YOUR TASK =>
Go over the listing below line by line and tally those containing "center". Give only the tally.

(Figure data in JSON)
###

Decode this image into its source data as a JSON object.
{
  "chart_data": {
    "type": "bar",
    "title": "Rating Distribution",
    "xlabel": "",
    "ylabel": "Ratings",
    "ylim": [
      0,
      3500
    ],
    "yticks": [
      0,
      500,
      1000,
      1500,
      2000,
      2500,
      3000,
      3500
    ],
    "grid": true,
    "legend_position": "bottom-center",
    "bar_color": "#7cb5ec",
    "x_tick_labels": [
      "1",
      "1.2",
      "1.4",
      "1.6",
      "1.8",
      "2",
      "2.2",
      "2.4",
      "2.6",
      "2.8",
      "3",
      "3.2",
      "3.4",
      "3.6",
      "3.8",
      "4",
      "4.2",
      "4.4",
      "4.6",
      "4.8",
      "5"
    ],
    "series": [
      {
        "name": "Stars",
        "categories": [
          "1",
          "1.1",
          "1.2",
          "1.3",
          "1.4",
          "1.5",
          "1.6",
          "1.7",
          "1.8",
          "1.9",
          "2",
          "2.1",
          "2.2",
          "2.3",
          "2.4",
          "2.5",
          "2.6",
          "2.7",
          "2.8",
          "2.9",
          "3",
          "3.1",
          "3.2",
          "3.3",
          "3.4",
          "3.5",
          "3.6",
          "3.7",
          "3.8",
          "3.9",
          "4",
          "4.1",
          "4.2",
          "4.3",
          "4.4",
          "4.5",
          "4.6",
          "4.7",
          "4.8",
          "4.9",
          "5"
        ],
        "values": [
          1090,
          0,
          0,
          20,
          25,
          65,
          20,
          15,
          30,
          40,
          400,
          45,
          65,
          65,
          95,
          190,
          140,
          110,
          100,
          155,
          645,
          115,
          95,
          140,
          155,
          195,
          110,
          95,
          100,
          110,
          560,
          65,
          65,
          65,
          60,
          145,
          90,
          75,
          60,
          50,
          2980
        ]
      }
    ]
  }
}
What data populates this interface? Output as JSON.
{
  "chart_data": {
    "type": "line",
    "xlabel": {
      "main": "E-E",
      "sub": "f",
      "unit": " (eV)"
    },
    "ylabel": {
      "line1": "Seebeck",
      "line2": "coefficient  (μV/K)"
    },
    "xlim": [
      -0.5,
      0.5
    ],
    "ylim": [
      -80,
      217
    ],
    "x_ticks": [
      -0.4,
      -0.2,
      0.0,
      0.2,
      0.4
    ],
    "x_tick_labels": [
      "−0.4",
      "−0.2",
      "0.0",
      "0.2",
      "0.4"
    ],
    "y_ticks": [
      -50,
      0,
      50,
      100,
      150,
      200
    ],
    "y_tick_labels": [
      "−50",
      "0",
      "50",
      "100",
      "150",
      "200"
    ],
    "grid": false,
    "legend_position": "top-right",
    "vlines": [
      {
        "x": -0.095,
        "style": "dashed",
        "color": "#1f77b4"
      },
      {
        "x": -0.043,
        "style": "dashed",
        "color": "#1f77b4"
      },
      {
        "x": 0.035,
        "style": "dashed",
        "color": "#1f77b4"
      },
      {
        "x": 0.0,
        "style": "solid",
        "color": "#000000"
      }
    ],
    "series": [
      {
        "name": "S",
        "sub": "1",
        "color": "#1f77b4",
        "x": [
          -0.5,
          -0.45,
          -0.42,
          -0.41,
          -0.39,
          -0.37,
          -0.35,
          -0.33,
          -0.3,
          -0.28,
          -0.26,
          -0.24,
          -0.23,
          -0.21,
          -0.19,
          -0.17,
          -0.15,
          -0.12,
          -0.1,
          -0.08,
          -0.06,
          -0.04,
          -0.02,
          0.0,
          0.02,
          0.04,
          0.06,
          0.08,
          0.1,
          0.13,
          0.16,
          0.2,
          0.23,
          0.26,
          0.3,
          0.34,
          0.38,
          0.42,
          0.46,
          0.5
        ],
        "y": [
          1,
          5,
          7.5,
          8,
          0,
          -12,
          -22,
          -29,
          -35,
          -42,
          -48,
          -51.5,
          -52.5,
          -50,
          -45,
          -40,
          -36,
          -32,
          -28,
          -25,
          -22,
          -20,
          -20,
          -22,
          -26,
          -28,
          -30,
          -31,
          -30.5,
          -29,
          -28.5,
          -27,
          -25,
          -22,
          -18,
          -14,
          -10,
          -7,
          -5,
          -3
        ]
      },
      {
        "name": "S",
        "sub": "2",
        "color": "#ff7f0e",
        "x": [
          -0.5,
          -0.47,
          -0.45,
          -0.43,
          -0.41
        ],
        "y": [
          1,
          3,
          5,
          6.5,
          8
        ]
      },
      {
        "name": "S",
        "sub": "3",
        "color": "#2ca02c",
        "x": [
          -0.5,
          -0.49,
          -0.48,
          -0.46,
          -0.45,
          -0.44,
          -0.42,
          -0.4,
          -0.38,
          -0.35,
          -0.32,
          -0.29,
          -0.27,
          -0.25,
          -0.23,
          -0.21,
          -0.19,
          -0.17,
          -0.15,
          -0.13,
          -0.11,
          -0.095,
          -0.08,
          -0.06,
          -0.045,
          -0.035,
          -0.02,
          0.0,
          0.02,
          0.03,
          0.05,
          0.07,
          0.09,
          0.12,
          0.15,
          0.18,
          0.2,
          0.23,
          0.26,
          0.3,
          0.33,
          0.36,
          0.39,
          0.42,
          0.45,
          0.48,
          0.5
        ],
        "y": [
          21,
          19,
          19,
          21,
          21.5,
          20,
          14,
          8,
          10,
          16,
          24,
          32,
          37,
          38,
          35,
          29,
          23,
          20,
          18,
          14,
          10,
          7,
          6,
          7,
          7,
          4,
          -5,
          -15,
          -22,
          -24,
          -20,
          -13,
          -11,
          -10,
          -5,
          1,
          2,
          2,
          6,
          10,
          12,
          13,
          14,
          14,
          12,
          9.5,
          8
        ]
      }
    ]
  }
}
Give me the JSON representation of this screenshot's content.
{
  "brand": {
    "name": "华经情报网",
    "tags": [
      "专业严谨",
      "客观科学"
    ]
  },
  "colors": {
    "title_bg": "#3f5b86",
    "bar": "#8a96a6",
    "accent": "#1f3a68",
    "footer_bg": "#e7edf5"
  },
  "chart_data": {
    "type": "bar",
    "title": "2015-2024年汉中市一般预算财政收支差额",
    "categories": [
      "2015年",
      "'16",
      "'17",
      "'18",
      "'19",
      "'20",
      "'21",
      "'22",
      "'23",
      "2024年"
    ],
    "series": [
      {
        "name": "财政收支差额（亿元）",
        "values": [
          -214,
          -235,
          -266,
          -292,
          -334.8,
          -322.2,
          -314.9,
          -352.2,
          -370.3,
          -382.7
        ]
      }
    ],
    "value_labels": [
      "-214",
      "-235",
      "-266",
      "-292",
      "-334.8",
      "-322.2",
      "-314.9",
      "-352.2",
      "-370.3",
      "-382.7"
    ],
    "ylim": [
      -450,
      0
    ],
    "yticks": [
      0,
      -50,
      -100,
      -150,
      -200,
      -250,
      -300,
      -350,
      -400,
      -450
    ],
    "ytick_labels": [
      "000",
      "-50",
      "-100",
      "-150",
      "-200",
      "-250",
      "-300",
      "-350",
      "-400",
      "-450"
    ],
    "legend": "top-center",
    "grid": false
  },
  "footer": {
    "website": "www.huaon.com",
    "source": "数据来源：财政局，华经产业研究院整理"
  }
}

###

REPLY TO THE TASK =>
2